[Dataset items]
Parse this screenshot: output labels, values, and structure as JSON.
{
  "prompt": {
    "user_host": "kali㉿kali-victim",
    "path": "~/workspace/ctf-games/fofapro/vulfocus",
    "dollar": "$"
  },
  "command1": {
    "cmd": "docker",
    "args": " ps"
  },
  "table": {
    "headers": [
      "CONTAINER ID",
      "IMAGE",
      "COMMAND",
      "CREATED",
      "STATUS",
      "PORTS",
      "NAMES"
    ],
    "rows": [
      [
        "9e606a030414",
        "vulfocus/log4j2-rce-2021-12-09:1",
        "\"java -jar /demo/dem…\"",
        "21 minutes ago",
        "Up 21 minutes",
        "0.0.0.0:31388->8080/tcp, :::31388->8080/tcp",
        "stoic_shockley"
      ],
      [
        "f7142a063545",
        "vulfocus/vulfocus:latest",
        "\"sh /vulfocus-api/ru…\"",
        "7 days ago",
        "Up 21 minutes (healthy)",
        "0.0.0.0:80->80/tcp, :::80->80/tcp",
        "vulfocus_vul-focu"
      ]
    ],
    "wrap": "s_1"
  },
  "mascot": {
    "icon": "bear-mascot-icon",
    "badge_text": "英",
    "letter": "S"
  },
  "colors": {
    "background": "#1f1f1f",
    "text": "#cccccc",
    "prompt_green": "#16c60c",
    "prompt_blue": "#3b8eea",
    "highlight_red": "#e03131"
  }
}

▶ _Written exercise_: Look through the entries above. Extract each line with the word "minutes".

▶ _Output below_:
        "21 minutes ago",
        "Up 21 minutes",
        "Up 21 minutes (healthy)",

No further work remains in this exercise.